**Instruction:** Repeat, exactly and completely, the material that follows. Omit the pictures.

Entries from a dataset
— Start —

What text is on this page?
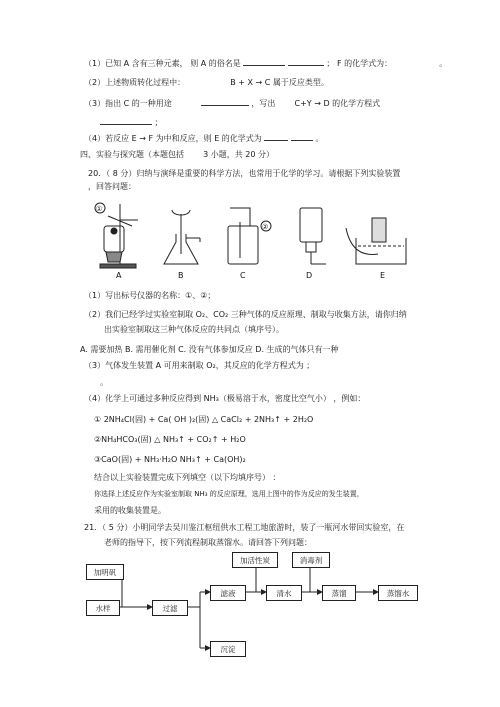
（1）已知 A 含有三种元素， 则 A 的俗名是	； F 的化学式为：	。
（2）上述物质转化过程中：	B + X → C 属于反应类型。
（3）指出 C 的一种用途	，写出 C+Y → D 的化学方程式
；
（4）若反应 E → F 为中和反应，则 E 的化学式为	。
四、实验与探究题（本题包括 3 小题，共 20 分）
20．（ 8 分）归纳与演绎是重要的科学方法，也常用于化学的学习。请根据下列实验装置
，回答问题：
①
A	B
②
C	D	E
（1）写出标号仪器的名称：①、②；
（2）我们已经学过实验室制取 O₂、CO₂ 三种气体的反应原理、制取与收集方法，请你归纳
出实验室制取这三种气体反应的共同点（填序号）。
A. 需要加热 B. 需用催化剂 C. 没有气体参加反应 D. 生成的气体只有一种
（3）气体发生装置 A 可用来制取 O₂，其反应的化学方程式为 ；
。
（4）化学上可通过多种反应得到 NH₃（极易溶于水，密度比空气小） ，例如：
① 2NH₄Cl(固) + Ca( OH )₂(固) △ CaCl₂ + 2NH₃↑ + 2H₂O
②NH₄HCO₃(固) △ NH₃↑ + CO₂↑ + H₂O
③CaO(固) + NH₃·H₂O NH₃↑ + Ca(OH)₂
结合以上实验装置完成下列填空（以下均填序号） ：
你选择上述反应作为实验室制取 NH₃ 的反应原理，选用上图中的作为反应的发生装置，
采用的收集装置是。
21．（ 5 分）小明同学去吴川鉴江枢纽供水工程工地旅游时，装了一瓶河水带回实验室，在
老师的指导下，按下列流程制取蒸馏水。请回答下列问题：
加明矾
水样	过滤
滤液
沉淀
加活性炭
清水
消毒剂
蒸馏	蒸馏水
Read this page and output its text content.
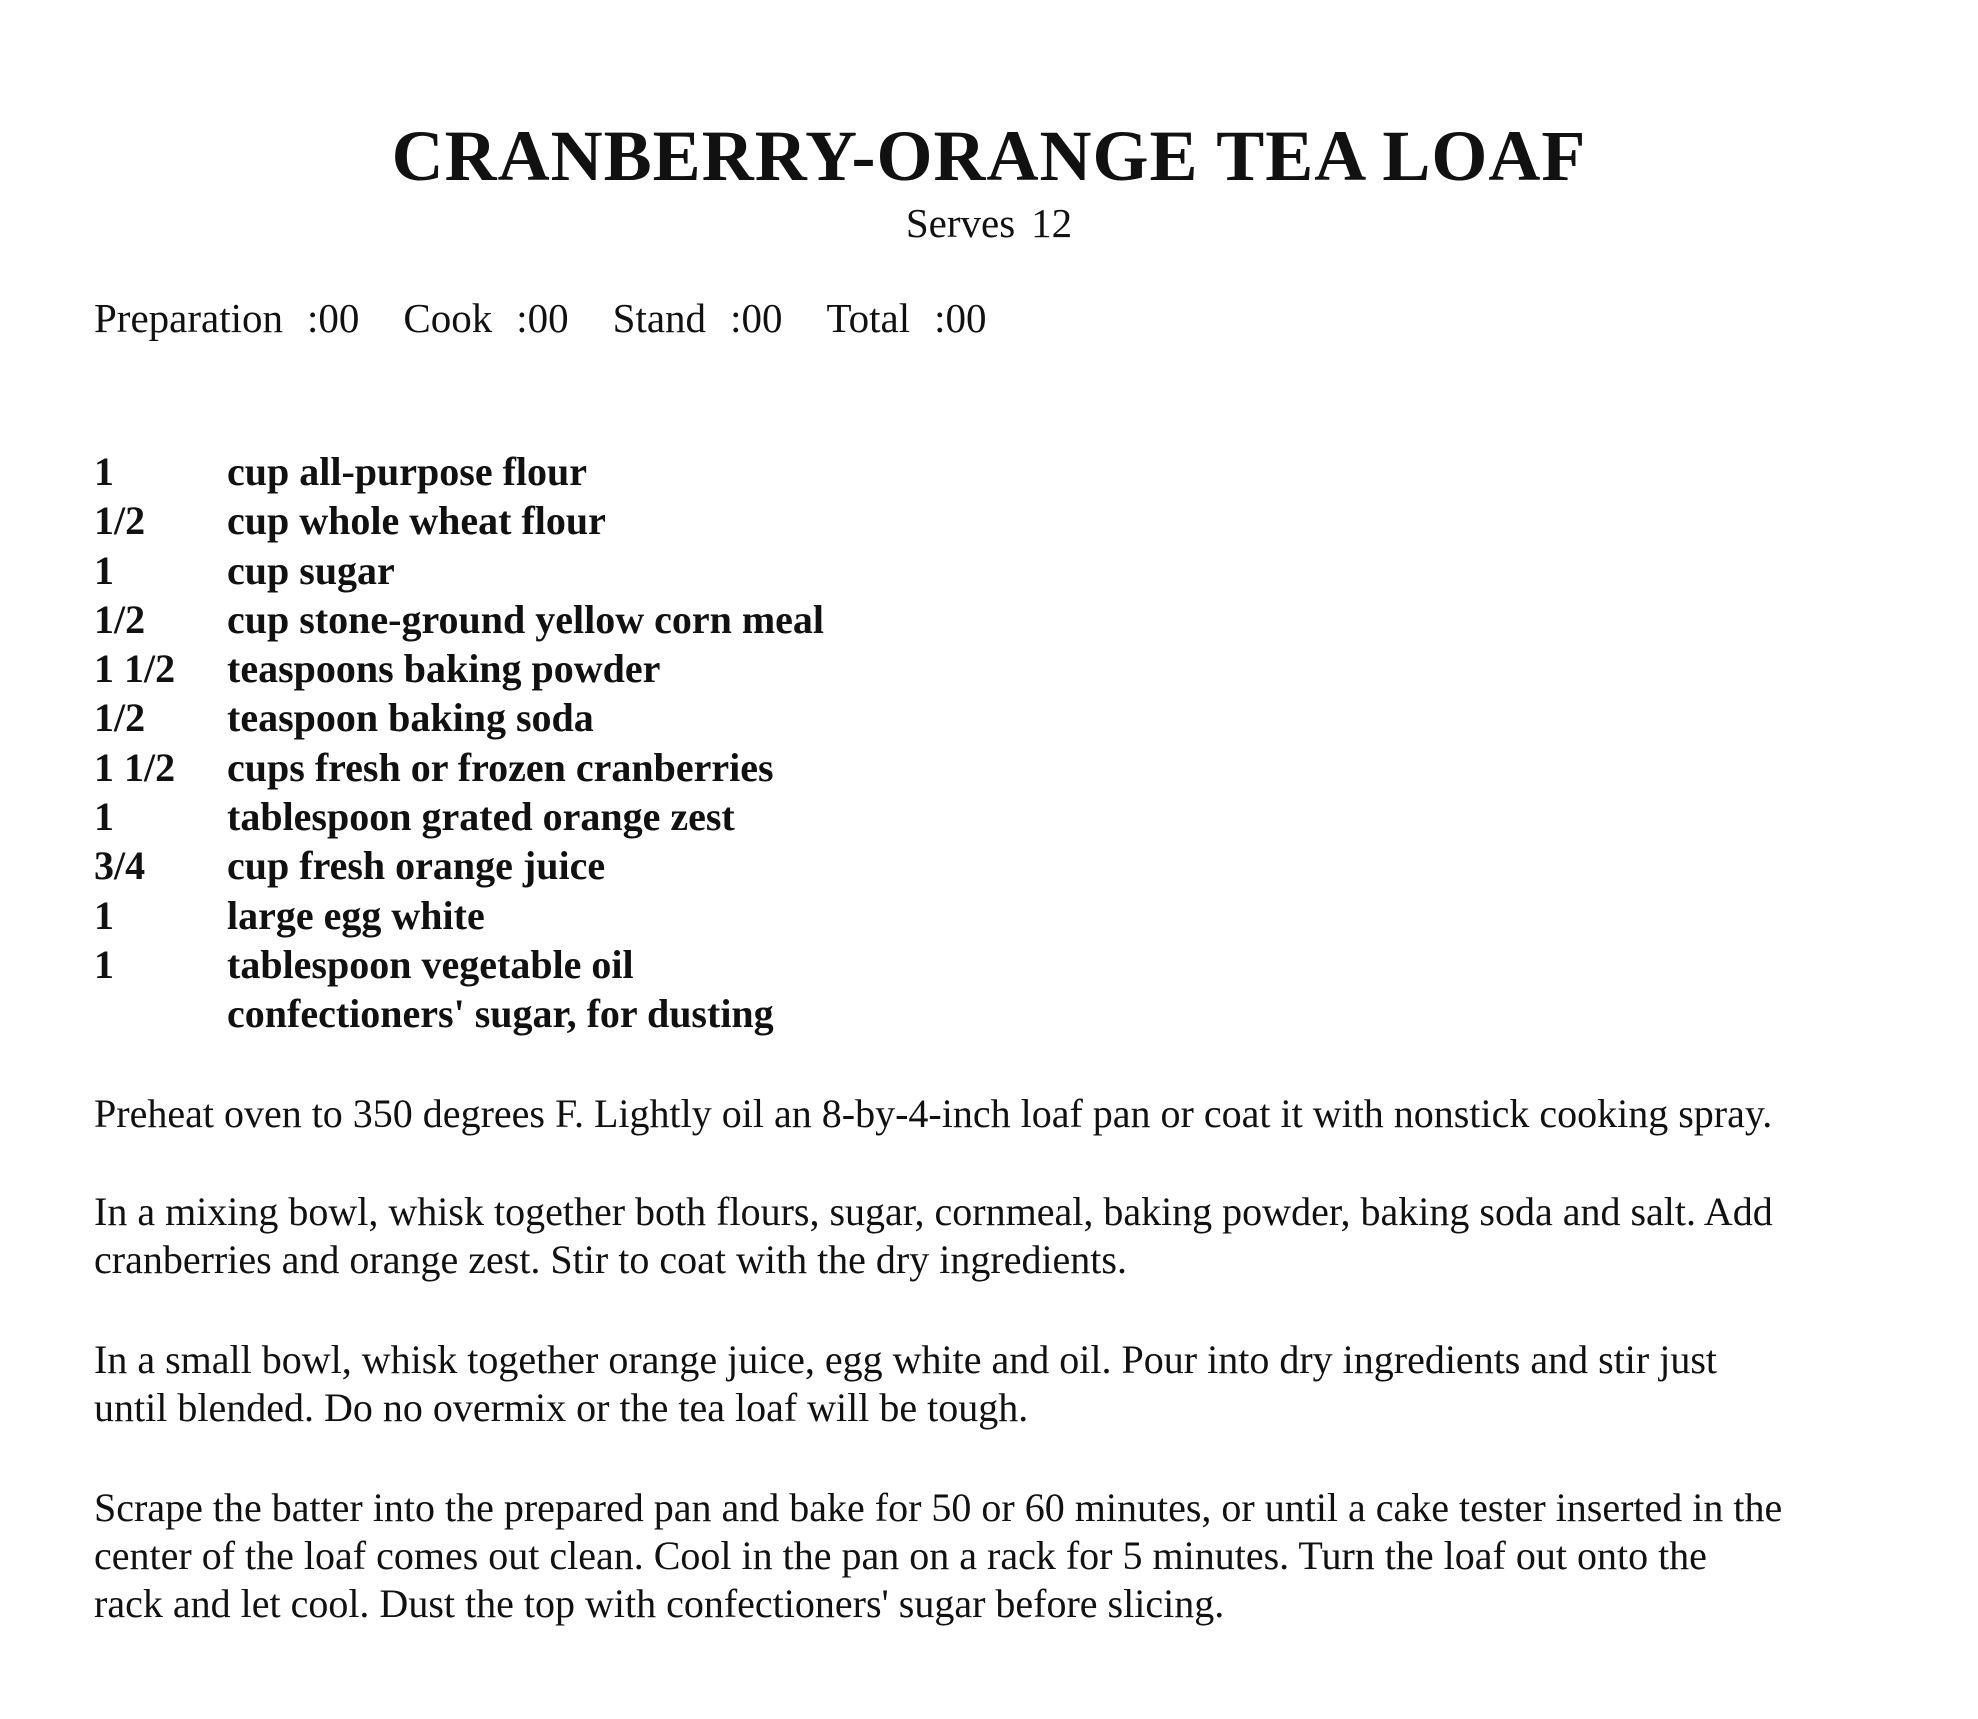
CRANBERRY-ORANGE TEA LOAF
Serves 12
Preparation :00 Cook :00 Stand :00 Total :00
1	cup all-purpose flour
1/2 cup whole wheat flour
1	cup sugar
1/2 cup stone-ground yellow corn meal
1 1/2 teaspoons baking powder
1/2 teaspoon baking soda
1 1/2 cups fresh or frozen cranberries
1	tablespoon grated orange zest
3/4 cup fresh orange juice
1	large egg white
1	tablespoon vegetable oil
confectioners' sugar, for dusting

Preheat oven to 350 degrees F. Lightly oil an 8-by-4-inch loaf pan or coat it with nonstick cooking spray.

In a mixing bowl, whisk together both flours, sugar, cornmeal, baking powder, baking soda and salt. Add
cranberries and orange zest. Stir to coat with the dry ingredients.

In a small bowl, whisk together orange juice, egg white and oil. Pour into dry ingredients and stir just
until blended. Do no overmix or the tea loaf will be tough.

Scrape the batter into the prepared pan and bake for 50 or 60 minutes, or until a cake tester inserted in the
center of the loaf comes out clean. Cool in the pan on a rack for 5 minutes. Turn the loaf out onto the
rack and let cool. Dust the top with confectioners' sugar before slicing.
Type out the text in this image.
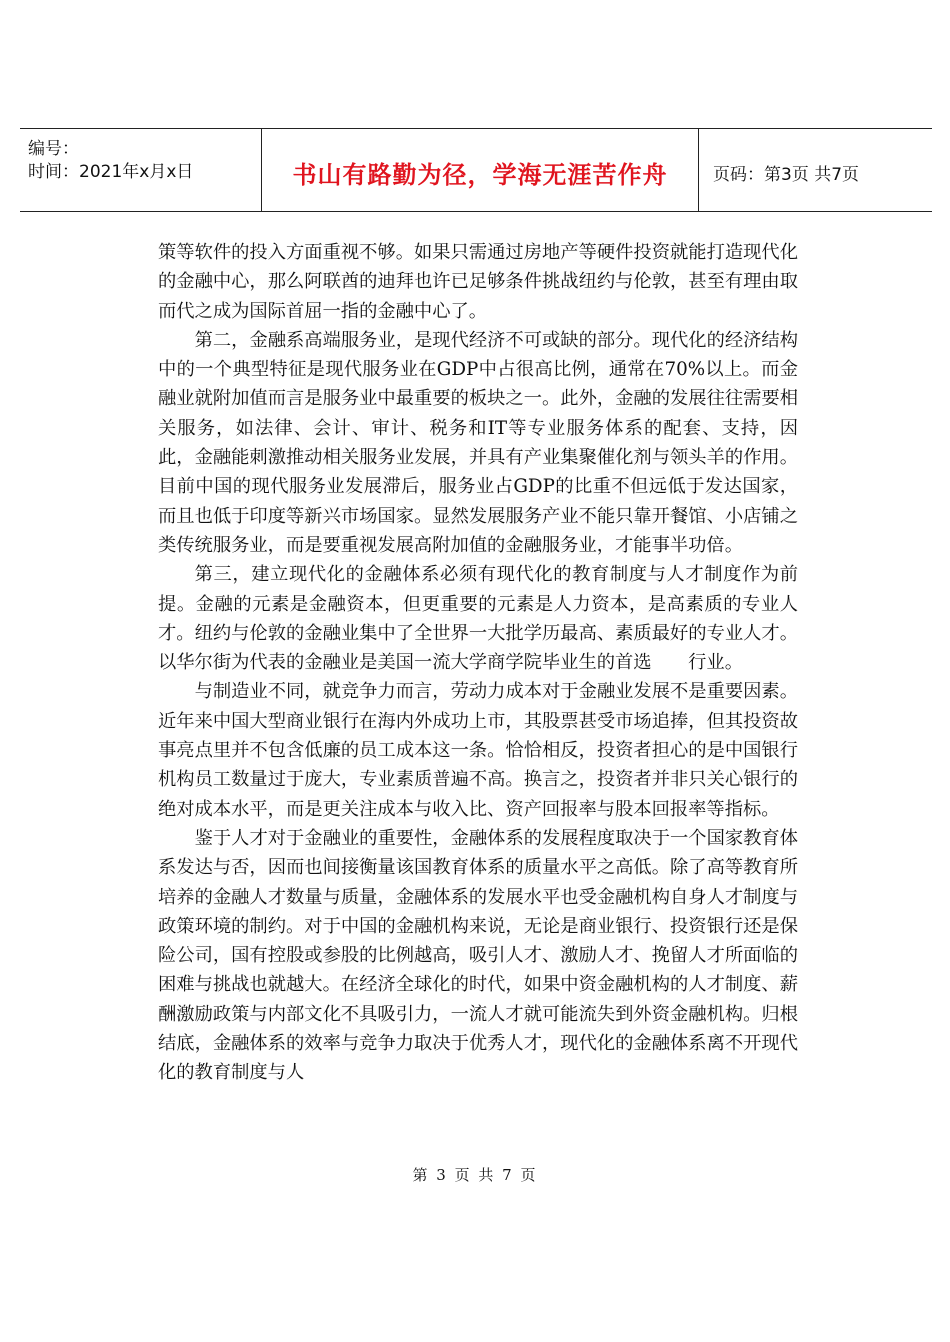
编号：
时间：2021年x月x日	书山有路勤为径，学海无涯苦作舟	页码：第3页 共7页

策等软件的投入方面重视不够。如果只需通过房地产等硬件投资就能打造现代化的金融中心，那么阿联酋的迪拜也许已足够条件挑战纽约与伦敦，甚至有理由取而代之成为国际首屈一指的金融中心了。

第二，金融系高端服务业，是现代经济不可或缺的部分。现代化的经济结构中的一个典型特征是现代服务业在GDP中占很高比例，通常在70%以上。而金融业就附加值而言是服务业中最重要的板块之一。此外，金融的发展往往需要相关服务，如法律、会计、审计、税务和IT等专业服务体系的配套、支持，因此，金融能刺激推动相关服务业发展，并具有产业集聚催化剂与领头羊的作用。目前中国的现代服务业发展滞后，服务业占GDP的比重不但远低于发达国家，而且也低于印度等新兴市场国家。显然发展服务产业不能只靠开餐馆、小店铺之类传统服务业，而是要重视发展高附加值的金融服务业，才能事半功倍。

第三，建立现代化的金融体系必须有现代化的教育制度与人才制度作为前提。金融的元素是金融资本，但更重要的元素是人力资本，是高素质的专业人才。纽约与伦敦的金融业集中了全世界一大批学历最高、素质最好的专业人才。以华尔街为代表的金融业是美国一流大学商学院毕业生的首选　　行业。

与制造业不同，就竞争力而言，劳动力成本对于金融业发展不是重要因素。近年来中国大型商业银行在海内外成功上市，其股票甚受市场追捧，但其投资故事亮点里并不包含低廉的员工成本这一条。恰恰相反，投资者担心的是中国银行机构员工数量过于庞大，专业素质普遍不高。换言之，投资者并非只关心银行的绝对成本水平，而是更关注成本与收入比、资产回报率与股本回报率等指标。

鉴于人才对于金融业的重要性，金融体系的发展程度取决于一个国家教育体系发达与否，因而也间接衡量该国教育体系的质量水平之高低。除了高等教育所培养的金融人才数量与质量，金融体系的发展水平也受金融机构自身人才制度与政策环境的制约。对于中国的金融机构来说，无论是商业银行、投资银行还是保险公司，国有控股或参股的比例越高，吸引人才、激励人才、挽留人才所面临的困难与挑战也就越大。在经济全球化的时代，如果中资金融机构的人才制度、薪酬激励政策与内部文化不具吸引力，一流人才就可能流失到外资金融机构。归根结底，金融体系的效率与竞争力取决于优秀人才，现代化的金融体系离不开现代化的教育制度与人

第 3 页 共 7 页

— End —

**Result of the exercise:**
What text is on this page?
（1）已知 A 含有三种元素， 则 A 的俗名是	； F 的化学式为：	。
（2）上述物质转化过程中：	B + X → C 属于反应类型。
（3）指出 C 的一种用途	，写出 C+Y → D 的化学方程式
；
（4）若反应 E → F 为中和反应，则 E 的化学式为	。
四、实验与探究题（本题包括 3 小题，共 20 分）
20．（ 8 分）归纳与演绎是重要的科学方法，也常用于化学的学习。请根据下列实验装置
，回答问题：
①
A	B
②
C	D	E
（1）写出标号仪器的名称：①、②；
（2）我们已经学过实验室制取 O₂、CO₂ 三种气体的反应原理、制取与收集方法，请你归纳
出实验室制取这三种气体反应的共同点（填序号）。
A. 需要加热 B. 需用催化剂 C. 没有气体参加反应 D. 生成的气体只有一种
（3）气体发生装置 A 可用来制取 O₂，其反应的化学方程式为 ；
。
（4）化学上可通过多种反应得到 NH₃（极易溶于水，密度比空气小） ，例如：
① 2NH₄Cl(固) + Ca( OH )₂(固) △ CaCl₂ + 2NH₃↑ + 2H₂O
②NH₄HCO₃(固) △ NH₃↑ + CO₂↑ + H₂O
③CaO(固) + NH₃·H₂O NH₃↑ + Ca(OH)₂
结合以上实验装置完成下列填空（以下均填序号） ：
你选择上述反应作为实验室制取 NH₃ 的反应原理，选用上图中的作为反应的发生装置，
采用的收集装置是。
21．（ 5 分）小明同学去吴川鉴江枢纽供水工程工地旅游时，装了一瓶河水带回实验室，在
老师的指导下，按下列流程制取蒸馏水。请回答下列问题：
加明矾
水样	过滤
滤液
沉淀
加活性炭
清水
消毒剂
蒸馏	蒸馏水
Read this page and output its text content.
CRANBERRY-ORANGE TEA LOAF
Serves 12
Preparation :00 Cook :00 Stand :00 Total :00
1	cup all-purpose flour
1/2 cup whole wheat flour
1	cup sugar
1/2 cup stone-ground yellow corn meal
1 1/2 teaspoons baking powder
1/2 teaspoon baking soda
1 1/2 cups fresh or frozen cranberries
1	tablespoon grated orange zest
3/4 cup fresh orange juice
1	large egg white
1	tablespoon vegetable oil
confectioners' sugar, for dusting

Preheat oven to 350 degrees F. Lightly oil an 8-by-4-inch loaf pan or coat it with nonstick cooking spray.

In a mixing bowl, whisk together both flours, sugar, cornmeal, baking powder, baking soda and salt. Add
cranberries and orange zest. Stir to coat with the dry ingredients.

In a small bowl, whisk together orange juice, egg white and oil. Pour into dry ingredients and stir just
until blended. Do no overmix or the tea loaf will be tough.

Scrape the batter into the prepared pan and bake for 50 or 60 minutes, or until a cake tester inserted in the
center of the loaf comes out clean. Cool in the pan on a rack for 5 minutes. Turn the loaf out onto the
rack and let cool. Dust the top with confectioners' sugar before slicing.
Type out the text in this image.
编号：
时间：2021年x月x日	书山有路勤为径，学海无涯苦作舟	页码：第3页 共7页

策等软件的投入方面重视不够。如果只需通过房地产等硬件投资就能打造现代化的金融中心，那么阿联酋的迪拜也许已足够条件挑战纽约与伦敦，甚至有理由取而代之成为国际首屈一指的金融中心了。

第二，金融系高端服务业，是现代经济不可或缺的部分。现代化的经济结构中的一个典型特征是现代服务业在GDP中占很高比例，通常在70%以上。而金融业就附加值而言是服务业中最重要的板块之一。此外，金融的发展往往需要相关服务，如法律、会计、审计、税务和IT等专业服务体系的配套、支持，因此，金融能刺激推动相关服务业发展，并具有产业集聚催化剂与领头羊的作用。目前中国的现代服务业发展滞后，服务业占GDP的比重不但远低于发达国家，而且也低于印度等新兴市场国家。显然发展服务产业不能只靠开餐馆、小店铺之类传统服务业，而是要重视发展高附加值的金融服务业，才能事半功倍。

第三，建立现代化的金融体系必须有现代化的教育制度与人才制度作为前提。金融的元素是金融资本，但更重要的元素是人力资本，是高素质的专业人才。纽约与伦敦的金融业集中了全世界一大批学历最高、素质最好的专业人才。以华尔街为代表的金融业是美国一流大学商学院毕业生的首选　　行业。

与制造业不同，就竞争力而言，劳动力成本对于金融业发展不是重要因素。近年来中国大型商业银行在海内外成功上市，其股票甚受市场追捧，但其投资故事亮点里并不包含低廉的员工成本这一条。恰恰相反，投资者担心的是中国银行机构员工数量过于庞大，专业素质普遍不高。换言之，投资者并非只关心银行的绝对成本水平，而是更关注成本与收入比、资产回报率与股本回报率等指标。

鉴于人才对于金融业的重要性，金融体系的发展程度取决于一个国家教育体系发达与否，因而也间接衡量该国教育体系的质量水平之高低。除了高等教育所培养的金融人才数量与质量，金融体系的发展水平也受金融机构自身人才制度与政策环境的制约。对于中国的金融机构来说，无论是商业银行、投资银行还是保险公司，国有控股或参股的比例越高，吸引人才、激励人才、挽留人才所面临的困难与挑战也就越大。在经济全球化的时代，如果中资金融机构的人才制度、薪酬激励政策与内部文化不具吸引力，一流人才就可能流失到外资金融机构。归根结底，金融体系的效率与竞争力取决于优秀人才，现代化的金融体系离不开现代化的教育制度与人

第 3 页 共 7 页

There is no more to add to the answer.